> 所示文本
***

真正的香妃墓坐落在清东陵的裕妃园寝内,在宝城东侧第二排第一号墓里埋葬着容妃。容妃墓的修建距今将近二百年,由于自然损毁和早年人为的破坏已残破不堪。1979年10月初墓前踏垛级石塌陷,从塌陷处露出的洞口向下看,地宫门楼的飞檐瓦垄和兽吻横梁历历在目。已敞开的巨大石门几乎被地宫中积年渗水所吞没,经过排水之后才显露出地宫的原来面貌。地宫由两个券堂组成,均为券式石结构,其中金券面阔4.8米,进深与中高同为5.15米。宝床面阔4.8米,进深3.57米,高0.43米。宝床上的清式红漆棺木因早年被盗而移位,在金券四壁和石门上,挂满一层白色海绵状的灰渣,从所存的水线看地宫积水深2.5米。棺木东西向横置,棺头正中有金漆手书的回部文字数行,棺木南帮被盗墓者用利刃砍了一个长1.75米、宽0.6米的大洞,棺内空空无物,仅有一寸多厚的淤泥。清除宝床泥浆时,在棺木西侧发现一具头骨,西北角棺木下发现衣物残片,其中混杂着尸骨和没燃尽的木屑松枝,这是盗墓者照明时所遗留的。地宫内由一道石门四道石券组成,罩门券很短门洞券也较窄。在梓券后面的金券内,杉木红漆棺头手书金漆行文字,经专业人士辨认系伊斯兰古兰经的经文。可辨的文字为“以真主的名义……”墓室西北角棺木下的泥浆混合的织物,运到慈禧陵前的水房一遍遍清洗,然后晾在门外拉线上可分辨出其中的衣物。有金黄地绣花龙袍、蓝地缂丝金龙五彩风云龙袍和钉绣龙袍的残片,蓝地妆花织成龙袍料幅宽72厘米,机头上织有江宁织造臣成善的字样。酱地妆花寸蟒,幅宽76厘米,机头上织有江宁织造臣成善和机匠王奇的字样。驼色团龙杂宝缎,幅宽7.0厘米,机头上织有苏州织造臣四德的字样。黄地八宝花绫,幅宽86厘米,机头上织有奇特的文字,宋式八达晕锦褥套一件。另有青缎衬帽一顶,前面的佩饰大部拆除,仅存嵌有红宝石的银蝙蝠饰件,帽边钉有用青罗编结的小辫。堆绫花卉“寿”字荷包一个,花白发辫子一条长93厘米,扎有头绳。包头青纱一块,还有各色宝石、猫眼石、钻石、珍珠、耳环、琉璃珠、累金丝饰件残片以及牙齿和指甲。

***

> 材料
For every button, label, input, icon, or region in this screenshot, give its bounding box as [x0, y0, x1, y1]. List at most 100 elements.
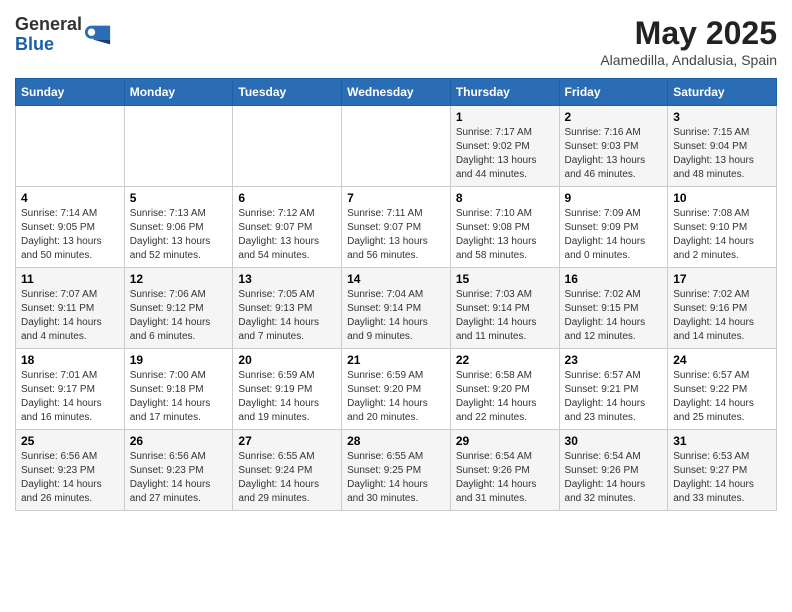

***

> 练习说明
根据这段关于容妃墓的文字，从地宫所存的水线看，积水有多深？

> 参考答案
地宫积水深2.5米。